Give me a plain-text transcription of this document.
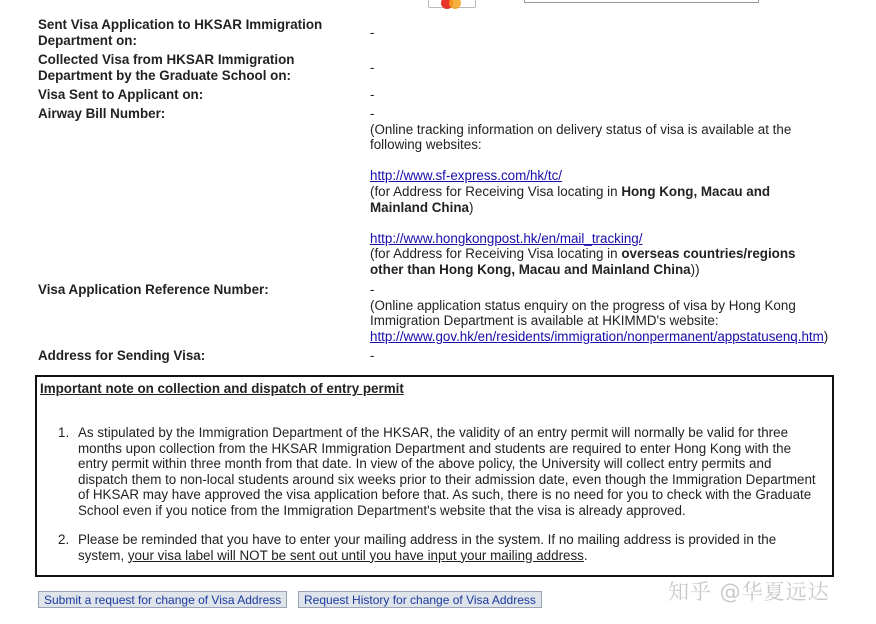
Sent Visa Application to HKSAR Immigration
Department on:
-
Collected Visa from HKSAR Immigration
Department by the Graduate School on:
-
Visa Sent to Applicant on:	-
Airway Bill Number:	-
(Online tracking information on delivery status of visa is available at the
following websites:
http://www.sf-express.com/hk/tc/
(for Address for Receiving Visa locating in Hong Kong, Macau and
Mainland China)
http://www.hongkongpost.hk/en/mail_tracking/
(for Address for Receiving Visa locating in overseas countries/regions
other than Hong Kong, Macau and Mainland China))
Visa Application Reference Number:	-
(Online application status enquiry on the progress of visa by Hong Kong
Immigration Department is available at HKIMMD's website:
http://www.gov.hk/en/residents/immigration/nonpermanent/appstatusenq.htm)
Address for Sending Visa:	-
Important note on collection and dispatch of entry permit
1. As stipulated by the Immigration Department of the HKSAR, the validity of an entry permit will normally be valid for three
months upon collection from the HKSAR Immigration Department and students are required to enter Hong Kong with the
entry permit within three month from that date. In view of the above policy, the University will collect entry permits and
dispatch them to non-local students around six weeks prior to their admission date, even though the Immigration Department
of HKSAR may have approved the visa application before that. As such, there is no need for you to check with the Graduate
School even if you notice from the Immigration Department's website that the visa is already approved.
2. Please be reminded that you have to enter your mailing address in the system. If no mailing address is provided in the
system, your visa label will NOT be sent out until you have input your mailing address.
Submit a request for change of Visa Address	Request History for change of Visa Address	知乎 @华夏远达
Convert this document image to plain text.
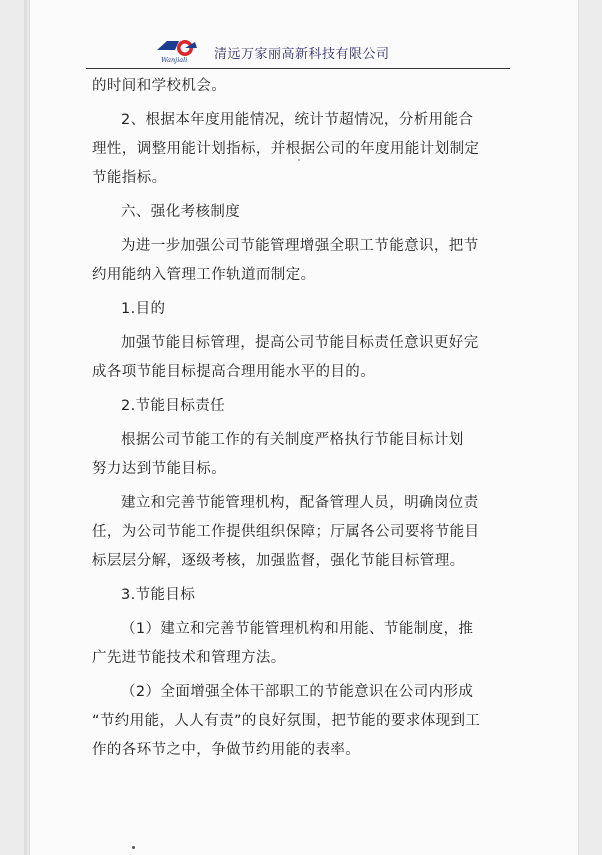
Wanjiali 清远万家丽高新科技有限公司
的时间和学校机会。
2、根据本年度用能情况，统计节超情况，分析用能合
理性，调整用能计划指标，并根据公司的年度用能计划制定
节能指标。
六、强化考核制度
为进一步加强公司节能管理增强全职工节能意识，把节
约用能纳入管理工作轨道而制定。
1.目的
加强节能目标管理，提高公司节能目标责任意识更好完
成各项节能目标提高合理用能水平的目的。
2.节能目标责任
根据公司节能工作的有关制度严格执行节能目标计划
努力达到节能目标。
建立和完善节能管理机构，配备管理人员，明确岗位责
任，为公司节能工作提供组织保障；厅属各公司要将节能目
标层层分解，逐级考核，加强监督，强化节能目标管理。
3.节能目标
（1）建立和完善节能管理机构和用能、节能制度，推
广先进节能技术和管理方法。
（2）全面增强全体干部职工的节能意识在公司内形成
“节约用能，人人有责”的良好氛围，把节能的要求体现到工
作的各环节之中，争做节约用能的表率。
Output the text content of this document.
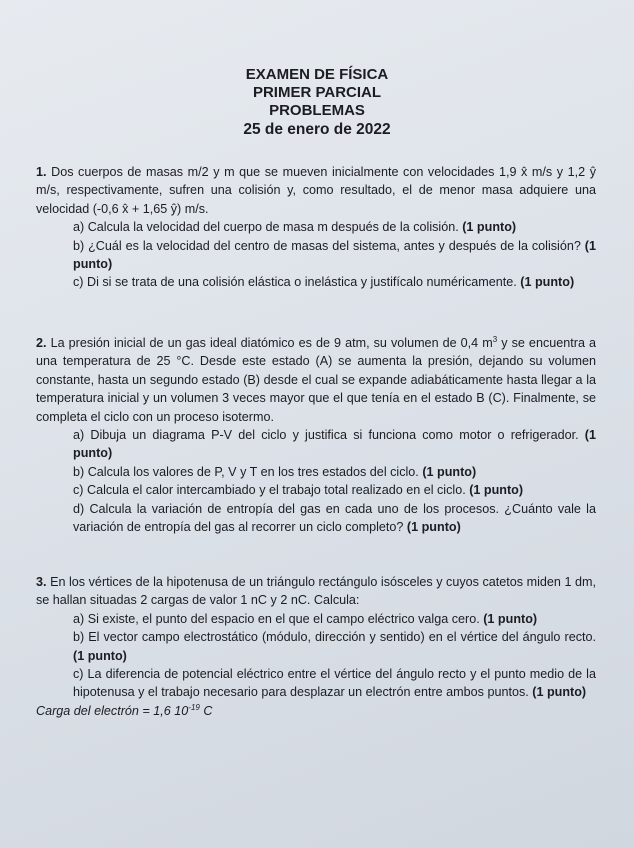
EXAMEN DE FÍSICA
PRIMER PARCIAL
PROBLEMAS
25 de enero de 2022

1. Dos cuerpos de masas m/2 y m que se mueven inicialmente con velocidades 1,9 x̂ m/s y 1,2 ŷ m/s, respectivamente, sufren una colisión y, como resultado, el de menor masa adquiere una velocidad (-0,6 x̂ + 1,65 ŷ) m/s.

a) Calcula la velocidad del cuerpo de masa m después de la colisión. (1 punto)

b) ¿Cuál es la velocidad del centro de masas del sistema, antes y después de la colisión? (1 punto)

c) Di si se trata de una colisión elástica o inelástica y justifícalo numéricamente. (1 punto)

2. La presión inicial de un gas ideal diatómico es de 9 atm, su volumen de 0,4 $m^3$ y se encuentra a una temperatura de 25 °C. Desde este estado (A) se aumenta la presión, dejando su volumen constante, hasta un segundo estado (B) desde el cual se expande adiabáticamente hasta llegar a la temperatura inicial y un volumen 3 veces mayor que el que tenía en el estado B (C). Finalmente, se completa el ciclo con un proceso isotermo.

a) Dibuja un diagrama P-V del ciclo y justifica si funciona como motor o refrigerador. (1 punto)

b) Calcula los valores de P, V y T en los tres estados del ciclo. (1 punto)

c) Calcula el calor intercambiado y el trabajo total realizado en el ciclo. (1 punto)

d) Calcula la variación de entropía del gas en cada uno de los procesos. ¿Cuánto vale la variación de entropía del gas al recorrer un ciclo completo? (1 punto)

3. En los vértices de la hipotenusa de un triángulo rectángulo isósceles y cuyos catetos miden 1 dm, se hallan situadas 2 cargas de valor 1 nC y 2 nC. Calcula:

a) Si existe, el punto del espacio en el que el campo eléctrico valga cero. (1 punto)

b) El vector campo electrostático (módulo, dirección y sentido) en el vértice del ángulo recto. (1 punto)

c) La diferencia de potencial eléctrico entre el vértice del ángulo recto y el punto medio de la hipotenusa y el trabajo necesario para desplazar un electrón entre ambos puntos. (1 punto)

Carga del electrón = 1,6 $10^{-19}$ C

---

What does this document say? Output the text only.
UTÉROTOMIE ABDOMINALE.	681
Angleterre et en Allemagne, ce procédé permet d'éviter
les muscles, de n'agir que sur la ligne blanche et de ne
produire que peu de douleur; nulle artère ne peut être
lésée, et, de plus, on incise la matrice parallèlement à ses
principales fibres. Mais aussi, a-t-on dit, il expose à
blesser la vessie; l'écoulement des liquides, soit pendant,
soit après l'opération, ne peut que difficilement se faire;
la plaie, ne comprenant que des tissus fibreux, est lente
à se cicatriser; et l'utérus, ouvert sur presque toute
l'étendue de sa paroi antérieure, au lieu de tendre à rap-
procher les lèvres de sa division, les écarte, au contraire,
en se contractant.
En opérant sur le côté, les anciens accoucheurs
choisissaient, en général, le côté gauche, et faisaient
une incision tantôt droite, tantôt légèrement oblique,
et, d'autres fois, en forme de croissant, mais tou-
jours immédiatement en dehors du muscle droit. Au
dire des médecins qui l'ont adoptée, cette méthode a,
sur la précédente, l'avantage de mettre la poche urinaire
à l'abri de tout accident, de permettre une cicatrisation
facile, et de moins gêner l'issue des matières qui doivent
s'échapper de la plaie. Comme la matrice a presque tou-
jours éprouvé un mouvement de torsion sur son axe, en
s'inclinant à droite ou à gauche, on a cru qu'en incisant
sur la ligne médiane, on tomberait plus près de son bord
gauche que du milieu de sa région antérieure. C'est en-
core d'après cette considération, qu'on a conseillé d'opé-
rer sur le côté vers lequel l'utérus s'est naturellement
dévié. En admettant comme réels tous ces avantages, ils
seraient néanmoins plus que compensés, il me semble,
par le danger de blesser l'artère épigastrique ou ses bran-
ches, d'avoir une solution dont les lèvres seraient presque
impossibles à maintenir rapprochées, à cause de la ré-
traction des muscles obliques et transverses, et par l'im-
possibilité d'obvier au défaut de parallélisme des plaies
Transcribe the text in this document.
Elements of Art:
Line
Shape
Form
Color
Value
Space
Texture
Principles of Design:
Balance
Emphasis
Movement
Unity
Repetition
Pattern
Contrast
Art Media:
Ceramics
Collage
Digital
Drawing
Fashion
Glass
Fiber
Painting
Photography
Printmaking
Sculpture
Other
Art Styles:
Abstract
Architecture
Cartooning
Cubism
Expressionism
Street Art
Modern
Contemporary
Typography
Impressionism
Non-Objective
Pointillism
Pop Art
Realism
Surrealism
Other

- _Task brief_:
Look through the entries above; copy every line holding the string "colisión".

- _Task result_:
1. Dos cuerpos de masas m/2 y m que se mueven inicialmente con velocidades 1,9 x̂ m/s y 1,2 ŷ m/s, respectivamente, sufren una colisión y, como resultado, el de menor masa adquiere una velocidad (-0,6 x̂ + 1,65 ŷ) m/s.
a) Calcula la velocidad del cuerpo de masa m después de la colisión. (1 punto)
b) ¿Cuál es la velocidad del centro de masas del sistema, antes y después de la colisión? (1 punto)
c) Di si se trata de una colisión elástica o inelástica y justifícalo numéricamente. (1 punto)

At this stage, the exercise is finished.